* **Selected passage**:
Thanks goes to those who donated books this week to be taken to Ukraine. Eight women from our sister city of Uman, Ukraine, are currently visiting Davis, taking part in a Women's Political Campaign Management Institute offered at International House.
The institute was the brainchild of former Davis Mayor Maynard Skinner, a longtime member of the Uman-Davis Sister Cities Project. Members of the project are hosting the Ukrainian women in their homes. The visitors include a doctor, lawyer, a recent university graduate, a museum curator and several teachers and journalists.
Sister-city exchanges throughout the years have taken place between business owners, politicians and musicians but no effort has been made to introduce citizens of Uman to Davis writers or vice versa. So a call went out asking for donations of books by Davis writers to be taken to Uman libraries.
Many people generously responded and thanks in particular goes to Mark Nemmers of Bogey's Books, Stan Robinson, Doris Earnshaw, Miriam Hummel, Robert Clark Young, Jim Saum and Dorothy Kupcha Leland. We now have all the donations we can handle.
The idea was to ask each woman to take a couple of books back in her suitcase, that way no one would be unduly encumbered and Uman readers would have the beginning of a Davis library.
Leland donated copies of the book she wrote, "Sallie Fox: The Story of A Pioneer Girl," and copies of another historical book, "Patty Reed's Doll: The Story of Donner Party," by Rachel K. Laurgaard. These books, written for young adult readers, will be popular with those in Uman looking for books in English that aren't too difficult to read. Apparently, there is a shortage of English material in Uman. Big cities like Kyiv have more to offer in terms of English-language books, tapes and videos. And, the books donated by Leland have the added advantage of describing California history.
Leland has since written another children's historical novel based on the true story of a boy who lived in Gold Rush San Francisco. That book is in the hands of her agent; I hope we'll be seeing it in print soon.
More sophisticated readers will love Stan Robinson's Mars trilogy plus "The Martians," "Escape from Kathmandu," and a collection of short stories, "Remaking History." Robinson's Mars trilogy can be technical, but I know of several university professors in Uman who will be fascinated by his descriptions of terra-forming the red planet.

* **Recorded information**:

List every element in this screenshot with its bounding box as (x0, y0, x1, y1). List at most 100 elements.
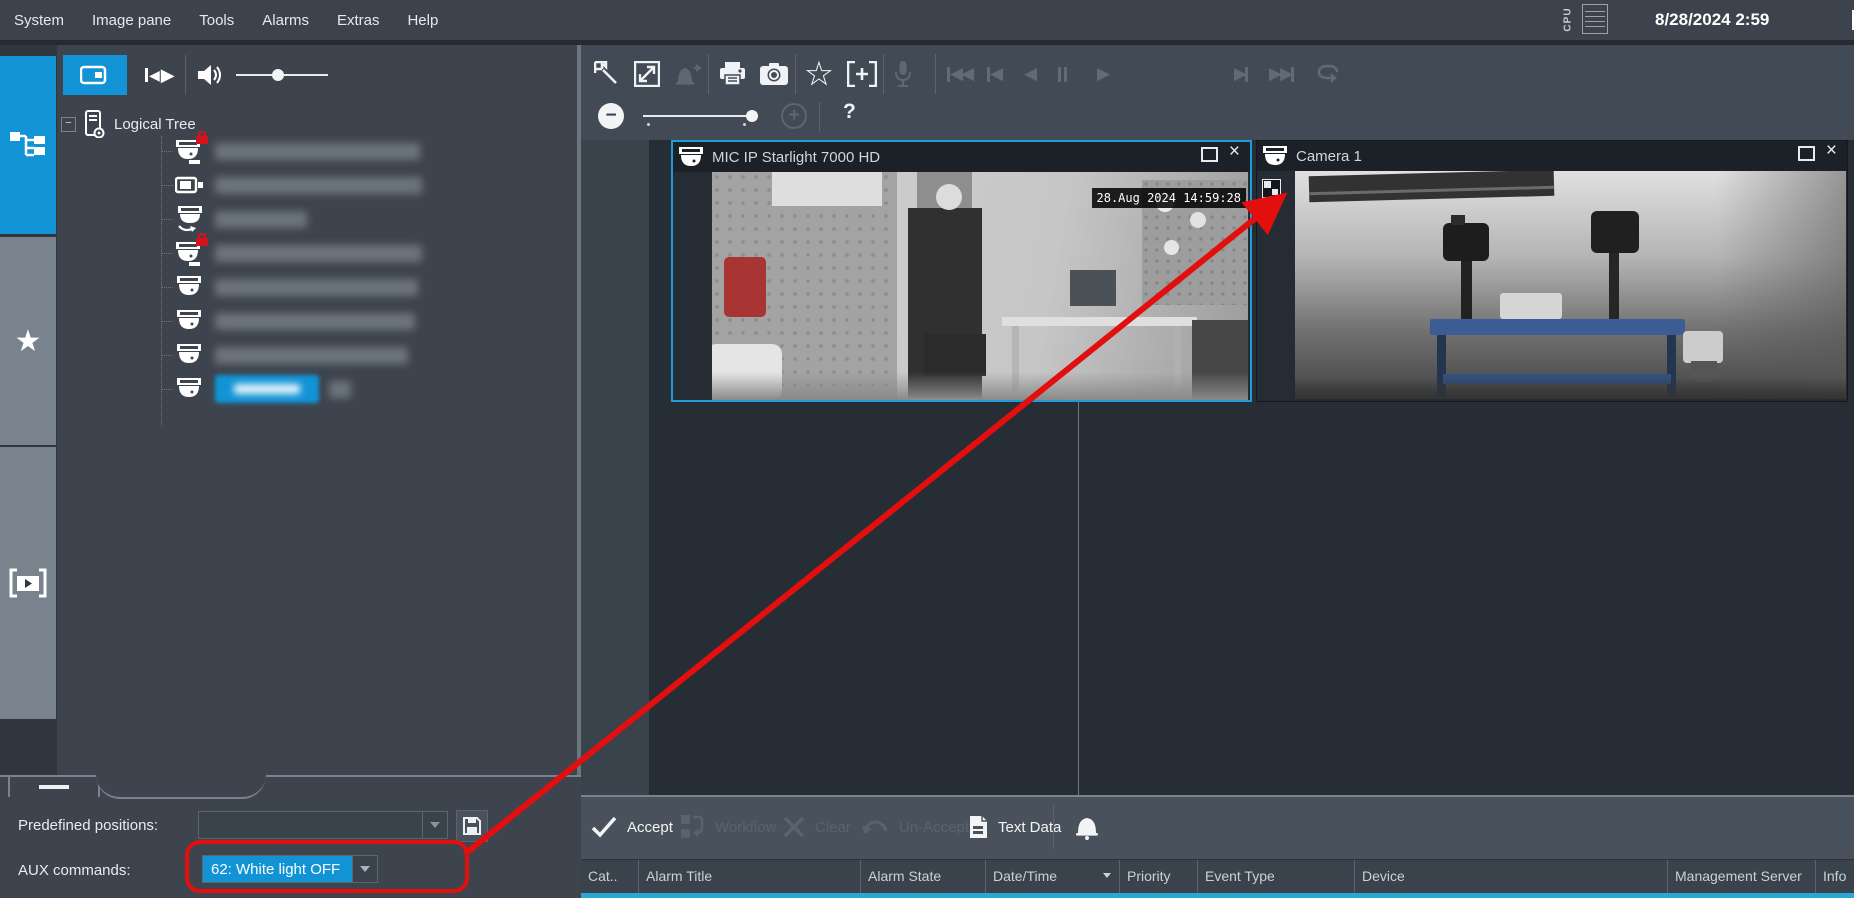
dome-camera-icon (175, 343, 205, 367)
selected-alarm-row[interactable] (581, 893, 1854, 898)
video-timestamp-overlay: 28.Aug 2024 14:59:28 (1092, 188, 1247, 208)
step-back-button[interactable]: ◀ (987, 56, 1001, 92)
tree-item-camera[interactable] (175, 168, 422, 202)
col-category[interactable]: Cat.. (581, 860, 639, 894)
alarm-bell-button[interactable] (1075, 809, 1099, 845)
tab-playback[interactable] (0, 447, 56, 719)
left-rail: ★ (0, 44, 57, 780)
digital-zoom-indicator-icon[interactable] (1262, 179, 1281, 198)
maximize-pane-icon[interactable] (1201, 147, 1218, 167)
menu-image-pane[interactable]: Image pane (92, 12, 171, 29)
image-pane-1[interactable]: MIC IP Starlight 7000 HD × (671, 140, 1252, 402)
menu-alarms[interactable]: Alarms (262, 12, 309, 29)
video-content (1609, 253, 1619, 321)
menu-extras[interactable]: Extras (337, 12, 380, 29)
redacted-camera-name (215, 143, 420, 160)
col-alarm-title[interactable]: Alarm Title (639, 860, 861, 894)
chevron-down-icon[interactable] (352, 856, 377, 882)
panel-notch (96, 775, 266, 799)
add-bookmark-button[interactable] (844, 56, 880, 92)
unaccept-alarm-button[interactable]: Un-Accept (861, 809, 969, 845)
save-position-button[interactable] (456, 810, 488, 842)
col-info[interactable]: Info (1816, 860, 1854, 894)
collapse-handle[interactable] (8, 775, 100, 797)
pane-select-button[interactable] (593, 56, 621, 92)
collapse-expander-icon[interactable]: − (61, 117, 76, 132)
video-content (1190, 212, 1206, 228)
add-bookmark-icon (847, 61, 877, 87)
clear-alarm-button[interactable]: Clear (783, 809, 851, 845)
menu-system[interactable]: System (14, 12, 64, 29)
video-content (1295, 377, 1846, 399)
skip-back-button[interactable]: ◀◀ (947, 56, 972, 92)
video-content (1591, 211, 1639, 253)
loop-playback-button[interactable] (1313, 56, 1343, 92)
live-video-button[interactable] (63, 55, 127, 95)
add-favorite-button[interactable]: ★ (802, 56, 836, 92)
close-pane-icon[interactable]: × (1826, 142, 1837, 160)
snapshot-button[interactable] (758, 56, 790, 92)
pane1-title-bar[interactable]: MIC IP Starlight 7000 HD × (673, 142, 1250, 172)
tree-item-camera-selected[interactable] (175, 372, 351, 406)
redacted-camera-name (215, 177, 422, 194)
favorites-star-icon: ★ (806, 57, 833, 92)
tree-item-camera[interactable] (175, 236, 422, 270)
zoom-in-button[interactable]: + (781, 103, 807, 129)
document-icon (969, 815, 988, 839)
tree-item-camera[interactable] (175, 338, 408, 372)
alarm-image-button[interactable] (673, 56, 703, 92)
chevron-down-icon[interactable] (422, 812, 447, 838)
zoom-out-button[interactable]: − (598, 103, 624, 129)
volume-knob[interactable] (272, 69, 284, 81)
play-button[interactable]: ▶ (1097, 56, 1108, 92)
col-event-type[interactable]: Event Type (1198, 860, 1355, 894)
print-button[interactable] (717, 56, 747, 92)
predefined-positions-dropdown[interactable] (198, 811, 448, 839)
accept-alarm-button[interactable]: Accept (591, 809, 673, 845)
zoom-slider[interactable] (643, 115, 758, 117)
step-back-icon: ◀ (987, 64, 1001, 84)
text-data-button[interactable]: Text Data (969, 809, 1061, 845)
skip-forward-icon: ▶▶ (1269, 64, 1294, 84)
server-icon (84, 110, 106, 138)
maximize-pane-icon[interactable] (1798, 146, 1815, 166)
pause-button[interactable] (1058, 56, 1067, 92)
image-pane-2[interactable]: Camera 1 × (1256, 140, 1848, 402)
speaker-icon[interactable] (196, 63, 224, 87)
camera-icon (80, 64, 110, 86)
step-forward-button[interactable]: ▶ (1234, 56, 1248, 92)
col-datetime[interactable]: Date/Time (986, 860, 1120, 894)
col-management-server[interactable]: Management Server (1668, 860, 1816, 894)
skip-back-icon: ◀◀ (947, 64, 972, 84)
pane2-video[interactable] (1295, 171, 1846, 399)
col-device[interactable]: Device (1355, 860, 1668, 894)
pane2-title-bar[interactable]: Camera 1 × (1257, 141, 1847, 171)
col-alarm-state[interactable]: Alarm State (861, 860, 986, 894)
volume-slider[interactable] (236, 74, 328, 76)
play-reverse-button[interactable]: ◀ (1024, 56, 1035, 92)
plus-icon: + (788, 105, 799, 127)
microphone-button[interactable] (890, 56, 916, 92)
menu-help[interactable]: Help (407, 12, 438, 29)
cpu-label: CPU (1562, 7, 1573, 31)
tab-favorites[interactable]: ★ (0, 237, 56, 445)
instant-playback-button[interactable]: ◀▶ (145, 65, 175, 86)
tree-item-camera[interactable] (175, 134, 420, 168)
pause-icon (1058, 67, 1067, 82)
toolbar-separator (1053, 805, 1054, 849)
workflow-button[interactable]: Workflow (679, 809, 776, 845)
col-priority[interactable]: Priority (1120, 860, 1198, 894)
zoom-slider-knob[interactable] (746, 110, 758, 122)
pane1-video[interactable]: 28.Aug 2024 14:59:28 (712, 172, 1248, 400)
skip-forward-button[interactable]: ▶▶ (1269, 56, 1294, 92)
aux-commands-dropdown[interactable]: 62: White light OFF (202, 855, 378, 883)
cpu-meter-icon (1582, 4, 1608, 34)
maximize-pane-button[interactable] (633, 56, 661, 92)
tree-item-camera[interactable] (175, 304, 415, 338)
help-button[interactable]: ? (843, 100, 856, 124)
tab-logical-tree[interactable] (0, 56, 56, 234)
menu-tools[interactable]: Tools (199, 12, 234, 29)
tree-item-camera[interactable] (175, 270, 418, 304)
tree-item-camera[interactable] (175, 202, 307, 236)
close-pane-icon[interactable]: × (1229, 143, 1240, 161)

* **Set tasks**:
a) Name every book title that appears in quotation marks in the column about book donations for Uman.
b) Format the lines of the listing from the one containing "dome-camera-icon (175, 343, 205, 367)" through the one containing "tree-item-camera[interactable] (175, 168, 422, 202)", inclusive, as a numbered list.

* **The solutions**:
a)
"Sallie Fox: The Story of A Pioneer Girl"
"Patty Reed's Doll: The Story of Donner Party"
"The Martians"
"Escape from Kathmandu"
"Remaking History"

b)
1. dome-camera-icon (175, 343, 205, 367)
2. selected-alarm-row[interactable] (581, 893, 1854, 898)
3. video-timestamp-overlay: 28.Aug 2024 14:59:28 (1092, 188, 1247, 208)
4. step-back-button[interactable]: ◀ (987, 56, 1001, 92)
5. tree-item-camera[interactable] (175, 168, 422, 202)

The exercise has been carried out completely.